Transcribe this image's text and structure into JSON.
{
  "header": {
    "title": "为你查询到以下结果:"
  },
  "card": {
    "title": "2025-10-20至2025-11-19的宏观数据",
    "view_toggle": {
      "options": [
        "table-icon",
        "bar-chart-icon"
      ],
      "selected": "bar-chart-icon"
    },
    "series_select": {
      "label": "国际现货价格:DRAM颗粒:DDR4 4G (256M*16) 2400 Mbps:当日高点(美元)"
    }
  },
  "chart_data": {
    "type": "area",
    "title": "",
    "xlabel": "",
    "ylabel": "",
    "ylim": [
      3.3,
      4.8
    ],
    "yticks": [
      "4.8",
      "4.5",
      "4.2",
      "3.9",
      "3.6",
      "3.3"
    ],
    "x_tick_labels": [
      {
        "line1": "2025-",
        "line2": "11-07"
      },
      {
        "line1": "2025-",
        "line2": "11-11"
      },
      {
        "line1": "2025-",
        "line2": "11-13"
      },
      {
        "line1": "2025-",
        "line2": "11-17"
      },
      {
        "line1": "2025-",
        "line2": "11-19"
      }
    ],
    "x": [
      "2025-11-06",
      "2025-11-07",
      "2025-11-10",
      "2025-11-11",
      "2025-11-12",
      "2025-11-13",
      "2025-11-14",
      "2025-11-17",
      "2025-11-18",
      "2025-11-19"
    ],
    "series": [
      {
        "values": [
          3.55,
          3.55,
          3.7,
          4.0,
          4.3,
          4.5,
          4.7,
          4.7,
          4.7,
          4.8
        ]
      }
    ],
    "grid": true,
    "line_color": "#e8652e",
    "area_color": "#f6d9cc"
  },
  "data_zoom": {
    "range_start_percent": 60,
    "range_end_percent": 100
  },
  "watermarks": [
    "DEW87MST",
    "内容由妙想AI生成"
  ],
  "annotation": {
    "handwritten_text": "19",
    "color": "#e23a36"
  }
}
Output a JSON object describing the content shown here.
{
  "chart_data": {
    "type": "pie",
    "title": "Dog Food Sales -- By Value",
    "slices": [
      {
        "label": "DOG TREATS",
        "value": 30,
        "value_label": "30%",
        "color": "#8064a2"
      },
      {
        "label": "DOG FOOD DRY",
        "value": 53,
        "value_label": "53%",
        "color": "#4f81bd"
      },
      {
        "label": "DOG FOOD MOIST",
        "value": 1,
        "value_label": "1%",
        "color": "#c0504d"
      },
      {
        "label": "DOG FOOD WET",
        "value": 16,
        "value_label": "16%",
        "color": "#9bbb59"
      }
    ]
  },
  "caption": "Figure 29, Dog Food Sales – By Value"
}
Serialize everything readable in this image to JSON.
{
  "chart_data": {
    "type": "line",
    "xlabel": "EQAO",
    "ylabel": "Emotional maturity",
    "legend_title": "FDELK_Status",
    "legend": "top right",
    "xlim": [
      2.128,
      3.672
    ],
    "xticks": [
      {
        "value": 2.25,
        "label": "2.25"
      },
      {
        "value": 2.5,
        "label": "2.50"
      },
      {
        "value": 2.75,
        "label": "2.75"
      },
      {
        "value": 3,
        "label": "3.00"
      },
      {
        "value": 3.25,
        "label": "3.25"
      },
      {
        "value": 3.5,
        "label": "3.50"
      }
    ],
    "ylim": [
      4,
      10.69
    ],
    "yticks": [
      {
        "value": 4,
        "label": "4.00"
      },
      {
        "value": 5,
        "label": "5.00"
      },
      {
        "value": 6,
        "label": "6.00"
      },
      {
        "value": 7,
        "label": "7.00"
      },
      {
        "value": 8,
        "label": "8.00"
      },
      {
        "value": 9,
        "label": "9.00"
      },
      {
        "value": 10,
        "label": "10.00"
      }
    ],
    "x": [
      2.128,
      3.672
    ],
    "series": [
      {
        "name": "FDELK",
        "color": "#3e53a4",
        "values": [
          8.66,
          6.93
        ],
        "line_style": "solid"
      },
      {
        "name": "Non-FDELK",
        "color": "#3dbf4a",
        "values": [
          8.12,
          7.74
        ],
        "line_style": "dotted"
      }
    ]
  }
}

[Instructions to follow] All entries must be repeated verbatim.

[Answer for the task]
Transcribe this image's text and structure into JSON.
{
  "header": {
    "title": "为你查询到以下结果:"
  },
  "card": {
    "title": "2025-10-20至2025-11-19的宏观数据",
    "view_toggle": {
      "options": [
        "table-icon",
        "bar-chart-icon"
      ],
      "selected": "bar-chart-icon"
    },
    "series_select": {
      "label": "国际现货价格:DRAM颗粒:DDR4 4G (256M*16) 2400 Mbps:当日高点(美元)"
    }
  },
  "chart_data": {
    "type": "area",
    "title": "",
    "xlabel": "",
    "ylabel": "",
    "ylim": [
      3.3,
      4.8
    ],
    "yticks": [
      "4.8",
      "4.5",
      "4.2",
      "3.9",
      "3.6",
      "3.3"
    ],
    "x_tick_labels": [
      {
        "line1": "2025-",
        "line2": "11-07"
      },
      {
        "line1": "2025-",
        "line2": "11-11"
      },
      {
        "line1": "2025-",
        "line2": "11-13"
      },
      {
        "line1": "2025-",
        "line2": "11-17"
      },
      {
        "line1": "2025-",
        "line2": "11-19"
      }
    ],
    "x": [
      "2025-11-06",
      "2025-11-07",
      "2025-11-10",
      "2025-11-11",
      "2025-11-12",
      "2025-11-13",
      "2025-11-14",
      "2025-11-17",
      "2025-11-18",
      "2025-11-19"
    ],
    "series": [
      {
        "values": [
          3.55,
          3.55,
          3.7,
          4.0,
          4.3,
          4.5,
          4.7,
          4.7,
          4.7,
          4.8
        ]
      }
    ],
    "grid": true,
    "line_color": "#e8652e",
    "area_color": "#f6d9cc"
  },
  "data_zoom": {
    "range_start_percent": 60,
    "range_end_percent": 100
  },
  "watermarks": [
    "DEW87MST",
    "内容由妙想AI生成"
  ],
  "annotation": {
    "handwritten_text": "19",
    "color": "#e23a36"
  }
}
Output a JSON object describing the content shown here.
{
  "chart_data": {
    "type": "pie",
    "title": "Dog Food Sales -- By Value",
    "slices": [
      {
        "label": "DOG TREATS",
        "value": 30,
        "value_label": "30%",
        "color": "#8064a2"
      },
      {
        "label": "DOG FOOD DRY",
        "value": 53,
        "value_label": "53%",
        "color": "#4f81bd"
      },
      {
        "label": "DOG FOOD MOIST",
        "value": 1,
        "value_label": "1%",
        "color": "#c0504d"
      },
      {
        "label": "DOG FOOD WET",
        "value": 16,
        "value_label": "16%",
        "color": "#9bbb59"
      }
    ]
  },
  "caption": "Figure 29, Dog Food Sales – By Value"
}
Serialize everything readable in this image to JSON.
{
  "chart_data": {
    "type": "line",
    "xlabel": "EQAO",
    "ylabel": "Emotional maturity",
    "legend_title": "FDELK_Status",
    "legend": "top right",
    "xlim": [
      2.128,
      3.672
    ],
    "xticks": [
      {
        "value": 2.25,
        "label": "2.25"
      },
      {
        "value": 2.5,
        "label": "2.50"
      },
      {
        "value": 2.75,
        "label": "2.75"
      },
      {
        "value": 3,
        "label": "3.00"
      },
      {
        "value": 3.25,
        "label": "3.25"
      },
      {
        "value": 3.5,
        "label": "3.50"
      }
    ],
    "ylim": [
      4,
      10.69
    ],
    "yticks": [
      {
        "value": 4,
        "label": "4.00"
      },
      {
        "value": 5,
        "label": "5.00"
      },
      {
        "value": 6,
        "label": "6.00"
      },
      {
        "value": 7,
        "label": "7.00"
      },
      {
        "value": 8,
        "label": "8.00"
      },
      {
        "value": 9,
        "label": "9.00"
      },
      {
        "value": 10,
        "label": "10.00"
      }
    ],
    "x": [
      2.128,
      3.672
    ],
    "series": [
      {
        "name": "FDELK",
        "color": "#3e53a4",
        "values": [
          8.66,
          6.93
        ],
        "line_style": "solid"
      },
      {
        "name": "Non-FDELK",
        "color": "#3dbf4a",
        "values": [
          8.12,
          7.74
        ],
        "line_style": "dotted"
      }
    ]
  }
}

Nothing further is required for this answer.